-- EXERCISE DESCRIPTION --
Reproduce the material in full, unchanged.

Rows from a dataset

#####

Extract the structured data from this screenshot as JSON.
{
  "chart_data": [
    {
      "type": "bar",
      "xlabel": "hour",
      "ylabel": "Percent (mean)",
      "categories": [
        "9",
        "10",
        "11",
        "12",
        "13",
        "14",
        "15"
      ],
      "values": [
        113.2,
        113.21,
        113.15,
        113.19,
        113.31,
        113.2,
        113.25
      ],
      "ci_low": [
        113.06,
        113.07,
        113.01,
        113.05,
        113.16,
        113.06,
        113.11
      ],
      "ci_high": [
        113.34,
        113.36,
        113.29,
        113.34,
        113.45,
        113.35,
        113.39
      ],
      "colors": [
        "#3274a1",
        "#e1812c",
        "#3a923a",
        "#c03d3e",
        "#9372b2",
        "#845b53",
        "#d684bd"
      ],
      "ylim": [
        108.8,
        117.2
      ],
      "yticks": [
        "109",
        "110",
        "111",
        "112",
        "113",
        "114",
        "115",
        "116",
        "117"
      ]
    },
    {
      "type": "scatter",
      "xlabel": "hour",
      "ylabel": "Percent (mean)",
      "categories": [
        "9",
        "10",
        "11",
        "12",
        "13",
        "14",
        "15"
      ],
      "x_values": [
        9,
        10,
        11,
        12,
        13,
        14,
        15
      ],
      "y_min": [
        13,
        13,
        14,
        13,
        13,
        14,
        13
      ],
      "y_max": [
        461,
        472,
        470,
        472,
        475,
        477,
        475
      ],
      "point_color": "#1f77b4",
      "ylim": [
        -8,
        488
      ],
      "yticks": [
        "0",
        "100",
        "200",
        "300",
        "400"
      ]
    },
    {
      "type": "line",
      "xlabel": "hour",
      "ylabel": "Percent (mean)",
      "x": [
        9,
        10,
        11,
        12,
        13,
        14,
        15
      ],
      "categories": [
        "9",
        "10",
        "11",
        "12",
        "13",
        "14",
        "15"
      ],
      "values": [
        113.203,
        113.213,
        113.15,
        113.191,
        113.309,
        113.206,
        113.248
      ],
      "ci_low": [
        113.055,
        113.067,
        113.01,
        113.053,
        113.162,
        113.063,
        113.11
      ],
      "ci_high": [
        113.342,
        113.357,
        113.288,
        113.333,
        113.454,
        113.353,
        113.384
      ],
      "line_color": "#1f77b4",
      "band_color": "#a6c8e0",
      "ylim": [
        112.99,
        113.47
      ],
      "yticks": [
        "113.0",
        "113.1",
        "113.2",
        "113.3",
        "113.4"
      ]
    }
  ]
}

#####

-- RESULT --
Extract the structured data from this screenshot as JSON.
{
  "chart_data": [
    {
      "type": "bar",
      "xlabel": "hour",
      "ylabel": "Percent (mean)",
      "categories": [
        "9",
        "10",
        "11",
        "12",
        "13",
        "14",
        "15"
      ],
      "values": [
        113.2,
        113.21,
        113.15,
        113.19,
        113.31,
        113.2,
        113.25
      ],
      "ci_low": [
        113.06,
        113.07,
        113.01,
        113.05,
        113.16,
        113.06,
        113.11
      ],
      "ci_high": [
        113.34,
        113.36,
        113.29,
        113.34,
        113.45,
        113.35,
        113.39
      ],
      "colors": [
        "#3274a1",
        "#e1812c",
        "#3a923a",
        "#c03d3e",
        "#9372b2",
        "#845b53",
        "#d684bd"
      ],
      "ylim": [
        108.8,
        117.2
      ],
      "yticks": [
        "109",
        "110",
        "111",
        "112",
        "113",
        "114",
        "115",
        "116",
        "117"
      ]
    },
    {
      "type": "scatter",
      "xlabel": "hour",
      "ylabel": "Percent (mean)",
      "categories": [
        "9",
        "10",
        "11",
        "12",
        "13",
        "14",
        "15"
      ],
      "x_values": [
        9,
        10,
        11,
        12,
        13,
        14,
        15
      ],
      "y_min": [
        13,
        13,
        14,
        13,
        13,
        14,
        13
      ],
      "y_max": [
        461,
        472,
        470,
        472,
        475,
        477,
        475
      ],
      "point_color": "#1f77b4",
      "ylim": [
        -8,
        488
      ],
      "yticks": [
        "0",
        "100",
        "200",
        "300",
        "400"
      ]
    },
    {
      "type": "line",
      "xlabel": "hour",
      "ylabel": "Percent (mean)",
      "x": [
        9,
        10,
        11,
        12,
        13,
        14,
        15
      ],
      "categories": [
        "9",
        "10",
        "11",
        "12",
        "13",
        "14",
        "15"
      ],
      "values": [
        113.203,
        113.213,
        113.15,
        113.191,
        113.309,
        113.206,
        113.248
      ],
      "ci_low": [
        113.055,
        113.067,
        113.01,
        113.053,
        113.162,
        113.063,
        113.11
      ],
      "ci_high": [
        113.342,
        113.357,
        113.288,
        113.333,
        113.454,
        113.353,
        113.384
      ],
      "line_color": "#1f77b4",
      "band_color": "#a6c8e0",
      "ylim": [
        112.99,
        113.47
      ],
      "yticks": [
        "113.0",
        "113.1",
        "113.2",
        "113.3",
        "113.4"
      ]
    }
  ]
}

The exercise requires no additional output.